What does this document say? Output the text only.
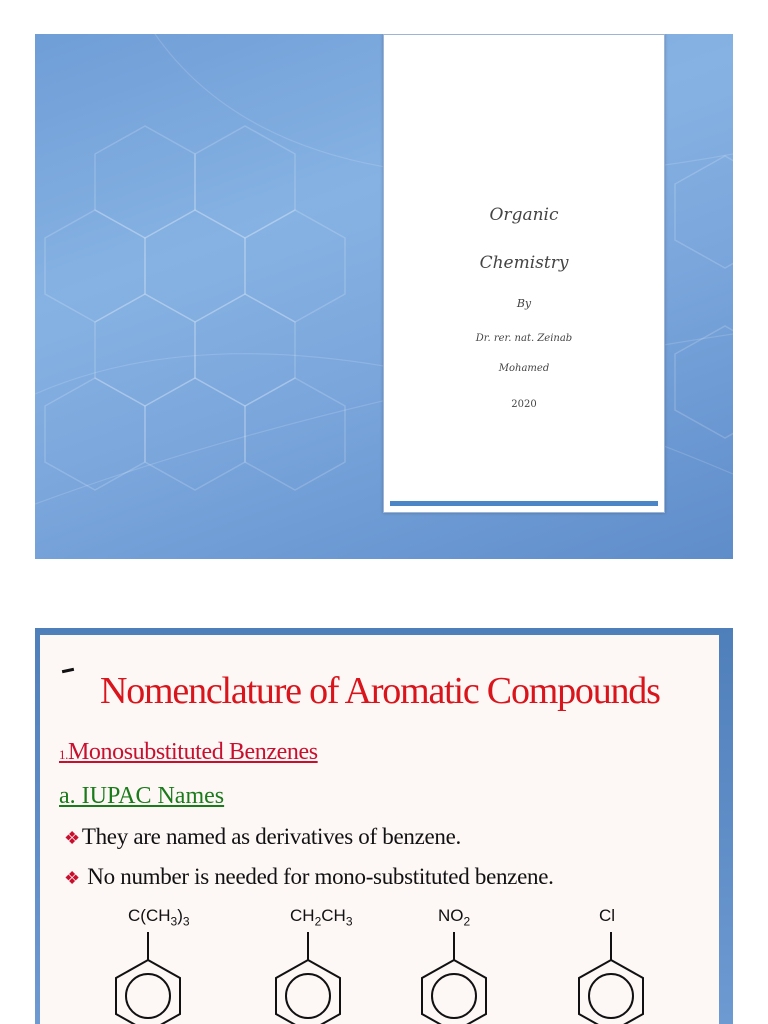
Organic
Chemistry
By
Dr. rer. nat. Zeinab
Mohamed
2020
Nomenclature of Aromatic Compounds
1.Monosubstituted Benzenes
a. IUPAC Names
❖They are named as derivatives of benzene.
❖ No number is needed for mono-substituted benzene.
$C(CH_3)_3$	$CH_2CH_3$	$NO_2$	Cl
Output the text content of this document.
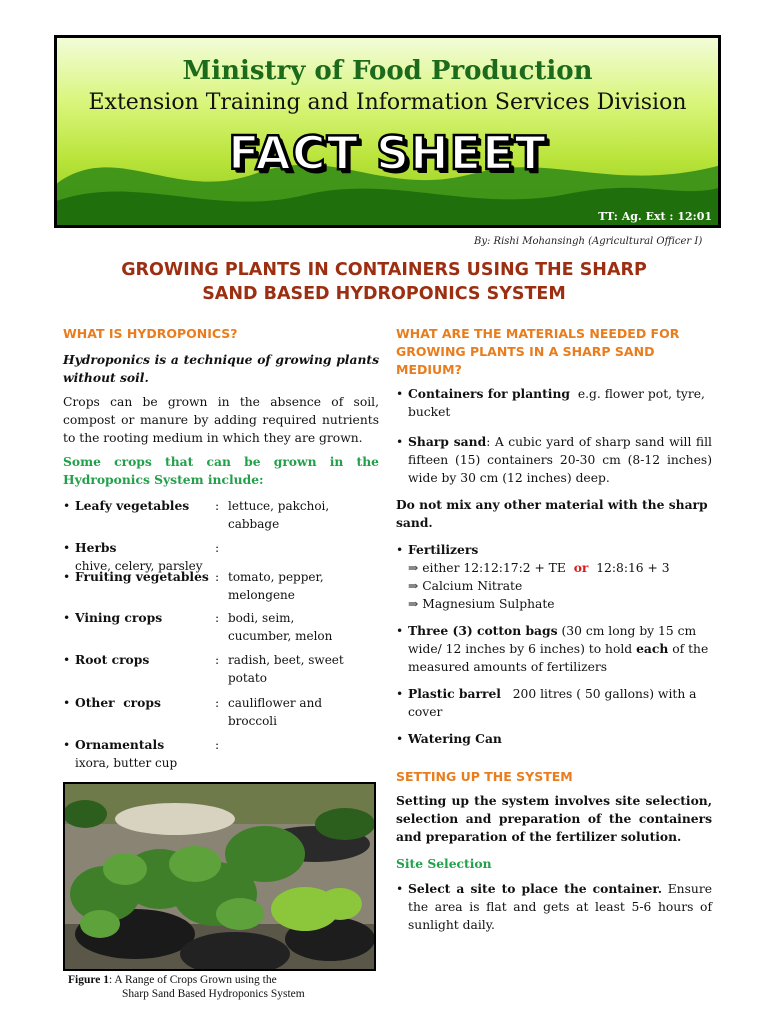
Ministry of Food Production
Extension Training and Information Services Division
FACT SHEET
TT: Ag. Ext : 12:01
By: Rishi Mohansingh (Agricultural Officer I)
GROWING PLANTS IN CONTAINERS USING THE SHARP
SAND BASED HYDROPONICS SYSTEM
WHAT IS HYDROPONICS?
Hydroponics is a technique of growing plants without soil.
Crops can be grown in the absence of soil, compost or manure by adding required nutrients to the rooting medium in which they are grown.
Some crops that can be grown in the Hydroponics System include:
• Leafy vegetables : lettuce, pakchoi, cabbage
• Herbs	:chive, celery, parsley
• Fruiting vegetables : tomato, pepper, melongene
• Vining crops	: bodi, seim, cucumber, melon
• Root crops	: radish, beet, sweet potato
• Other  crops	: cauliflower and broccoli
• Ornamentals	:ixora, butter cup
Figure 1: A Range of Crops Grown using the
Sharp Sand Based Hydroponics System
WHAT ARE THE MATERIALS NEEDED FOR GROWING PLANTS IN A SHARP SAND MEDIUM?
• Containers for planting e.g. flower pot, tyre, bucket
• Sharp sand: A cubic yard of sharp sand will fill fifteen (15) containers 20-30 cm (8-12 inches) wide by 30 cm (12 inches) deep.
Do not mix any other material with the sharp sand.
• Fertilizers
⇒ either 12:12:17:2 + TE or 12:8:16 + 3
⇒ Calcium Nitrate
⇒ Magnesium Sulphate
• Three (3) cotton bags (30 cm long by 15 cm wide/ 12 inches by 6 inches) to hold each of the measured amounts of fertilizers
• Plastic barrel 200 litres ( 50 gallons) with a cover
• Watering Can
SETTING UP THE SYSTEM
Setting up the system involves site selection, selection and preparation of the containers and preparation of the fertilizer solution.
Site Selection
• Select a site to place the container. Ensure the area is flat and gets at least 5-6 hours of sunlight daily.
───
- [EXERCISE GOAL] Quote, please, only the lines running from the one with "Output the text content of this document." down to the final line of the data above, keeping both ends and skipping the pictures.

- [COMPLETED TASK]
Output the text content of this document.
Ministry of Food Production
Extension Training and Information Services Division
FACT SHEET
TT: Ag. Ext : 12:01
By: Rishi Mohansingh (Agricultural Officer I)
GROWING PLANTS IN CONTAINERS USING THE SHARP
SAND BASED HYDROPONICS SYSTEM
WHAT IS HYDROPONICS?
Hydroponics is a technique of growing plants without soil.
Crops can be grown in the absence of soil, compost or manure by adding required nutrients to the rooting medium in which they are grown.
Some crops that can be grown in the Hydroponics System include:
• Leafy vegetables : lettuce, pakchoi, cabbage
• Herbs	:chive, celery, parsley
• Fruiting vegetables : tomato, pepper, melongene
• Vining crops	: bodi, seim, cucumber, melon
• Root crops	: radish, beet, sweet potato
• Other  crops	: cauliflower and broccoli
• Ornamentals	:ixora, butter cup
Figure 1: A Range of Crops Grown using the
Sharp Sand Based Hydroponics System
WHAT ARE THE MATERIALS NEEDED FOR GROWING PLANTS IN A SHARP SAND MEDIUM?
• Containers for planting e.g. flower pot, tyre, bucket
• Sharp sand: A cubic yard of sharp sand will fill fifteen (15) containers 20-30 cm (8-12 inches) wide by 30 cm (12 inches) deep.
Do not mix any other material with the sharp sand.
• Fertilizers
⇒ either 12:12:17:2 + TE or 12:8:16 + 3
⇒ Calcium Nitrate
⇒ Magnesium Sulphate
• Three (3) cotton bags (30 cm long by 15 cm wide/ 12 inches by 6 inches) to hold each of the measured amounts of fertilizers
• Plastic barrel 200 litres ( 50 gallons) with a cover
• Watering Can
SETTING UP THE SYSTEM
Setting up the system involves site selection, selection and preparation of the containers and preparation of the fertilizer solution.
Site Selection
• Select a site to place the container. Ensure the area is flat and gets at least 5-6 hours of sunlight daily.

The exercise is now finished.